**TASK**
Output nothing but the number of lines that include the word "stali".

**THE INPUT**
________________________________________

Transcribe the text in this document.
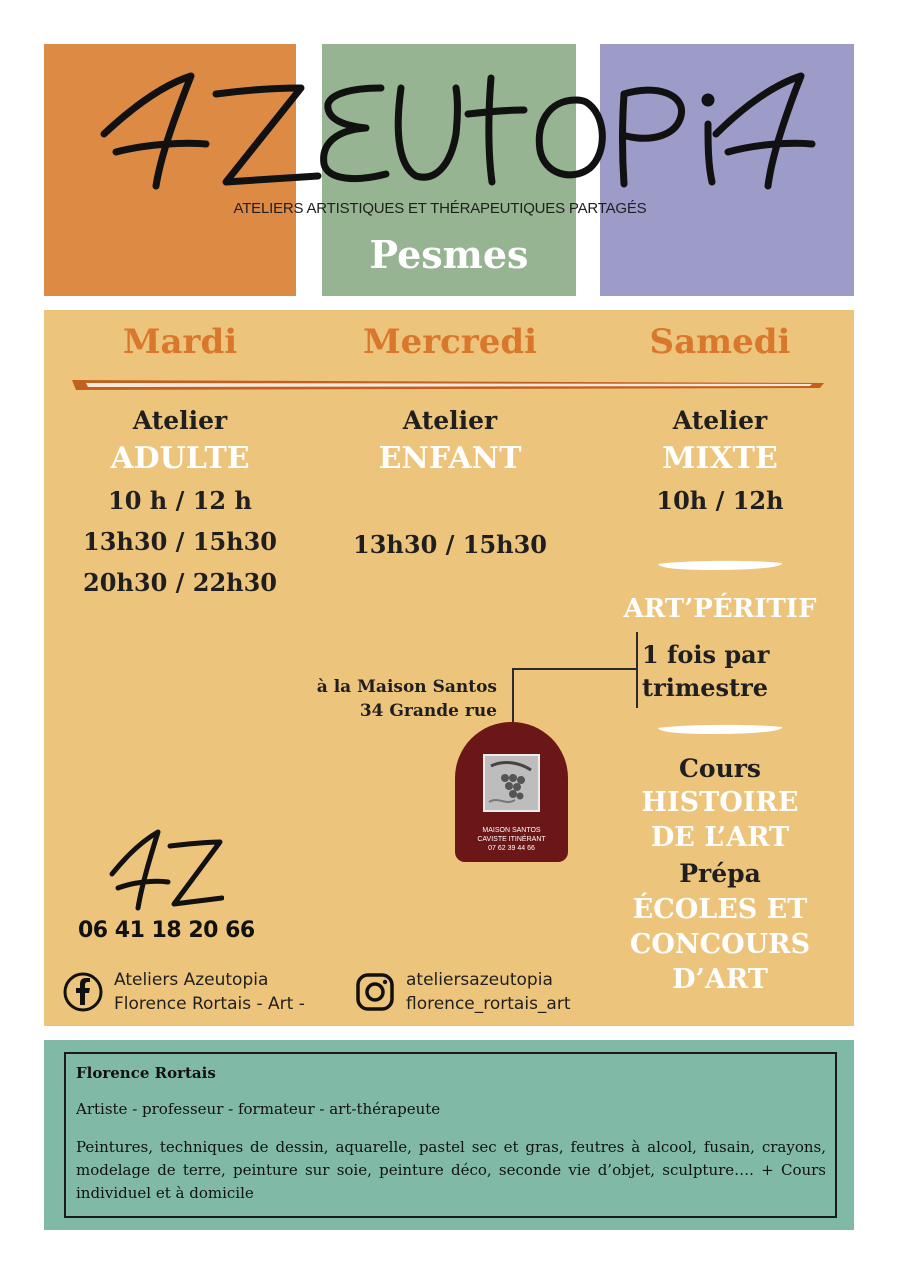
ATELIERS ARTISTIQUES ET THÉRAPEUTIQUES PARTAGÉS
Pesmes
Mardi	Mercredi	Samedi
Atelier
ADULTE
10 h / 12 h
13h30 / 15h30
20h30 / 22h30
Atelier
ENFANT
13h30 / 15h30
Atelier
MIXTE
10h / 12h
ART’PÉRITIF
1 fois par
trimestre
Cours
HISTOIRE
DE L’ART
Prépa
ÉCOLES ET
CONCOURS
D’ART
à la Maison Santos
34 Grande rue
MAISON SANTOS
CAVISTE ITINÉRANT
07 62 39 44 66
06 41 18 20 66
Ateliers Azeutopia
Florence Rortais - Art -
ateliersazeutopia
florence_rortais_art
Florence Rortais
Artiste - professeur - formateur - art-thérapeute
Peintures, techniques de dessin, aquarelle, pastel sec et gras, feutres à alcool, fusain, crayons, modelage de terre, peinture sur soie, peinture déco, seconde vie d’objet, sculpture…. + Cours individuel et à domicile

________________________________________

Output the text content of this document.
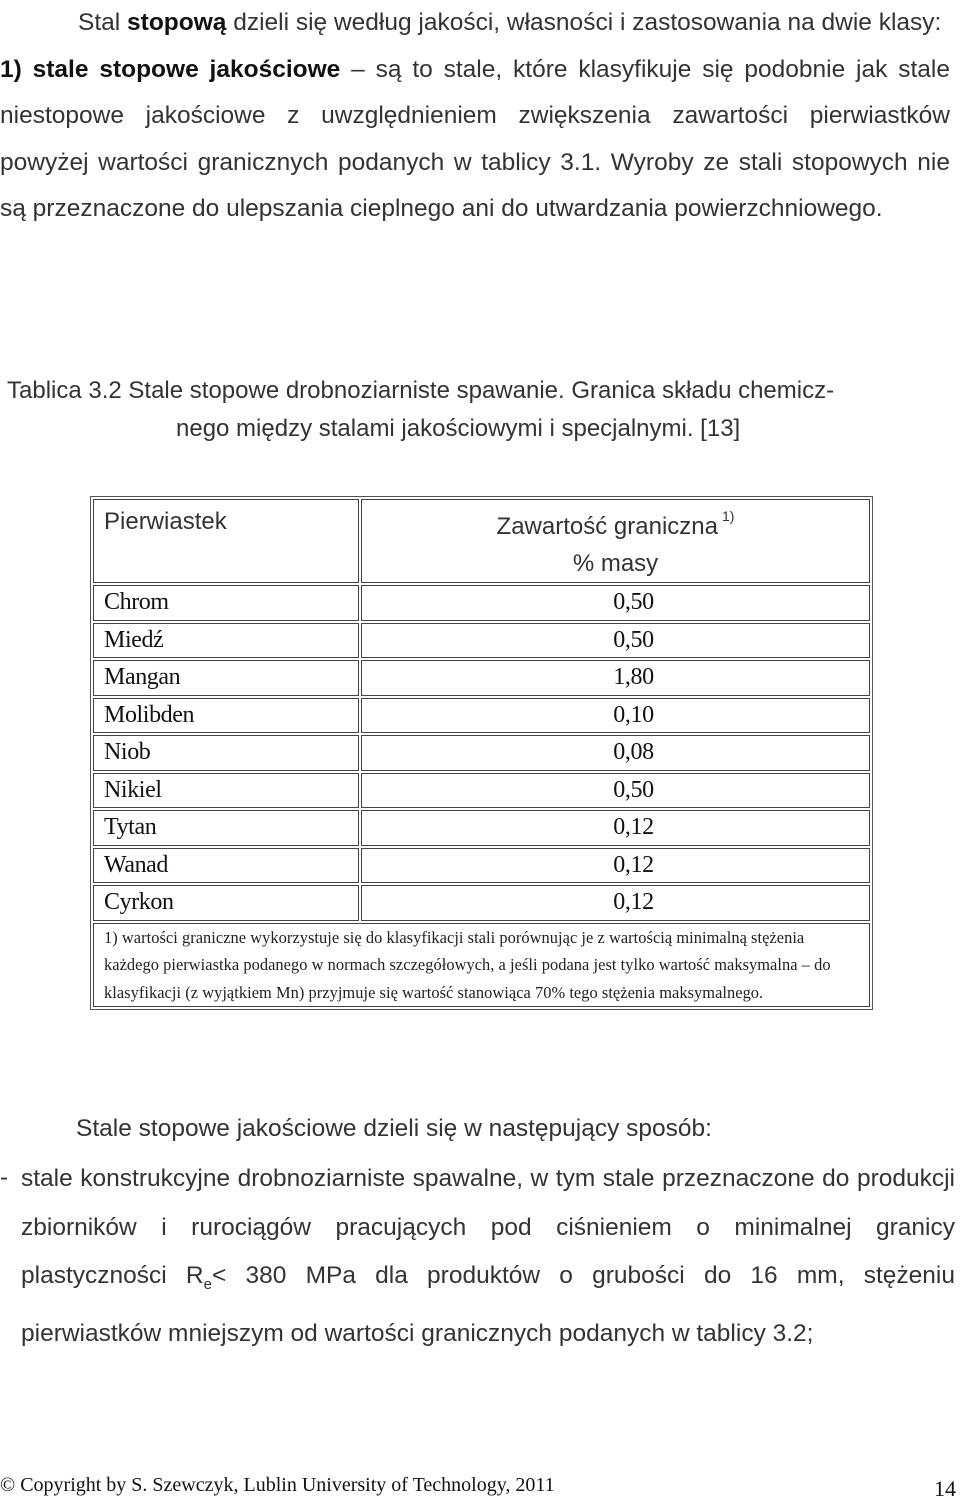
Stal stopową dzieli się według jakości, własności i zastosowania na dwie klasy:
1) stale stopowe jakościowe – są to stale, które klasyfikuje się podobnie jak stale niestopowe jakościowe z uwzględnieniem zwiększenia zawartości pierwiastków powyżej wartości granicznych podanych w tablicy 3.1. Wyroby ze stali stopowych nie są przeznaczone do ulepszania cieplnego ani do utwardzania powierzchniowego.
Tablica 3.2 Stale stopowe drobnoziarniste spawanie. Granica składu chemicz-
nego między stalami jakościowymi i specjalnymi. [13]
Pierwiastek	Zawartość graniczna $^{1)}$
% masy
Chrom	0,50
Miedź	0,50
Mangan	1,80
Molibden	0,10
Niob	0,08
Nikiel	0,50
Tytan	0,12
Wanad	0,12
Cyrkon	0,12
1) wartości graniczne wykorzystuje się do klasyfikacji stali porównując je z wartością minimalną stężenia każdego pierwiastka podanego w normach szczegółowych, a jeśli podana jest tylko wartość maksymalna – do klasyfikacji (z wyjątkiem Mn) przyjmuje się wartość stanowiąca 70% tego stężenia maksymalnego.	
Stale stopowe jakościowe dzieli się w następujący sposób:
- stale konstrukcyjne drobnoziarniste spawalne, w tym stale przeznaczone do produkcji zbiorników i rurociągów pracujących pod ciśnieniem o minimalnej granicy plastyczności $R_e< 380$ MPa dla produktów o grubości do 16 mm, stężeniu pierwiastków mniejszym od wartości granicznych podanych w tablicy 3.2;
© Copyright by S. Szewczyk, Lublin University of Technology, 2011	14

________________________________________

**ANSWER TO THIS EXERCISE**
2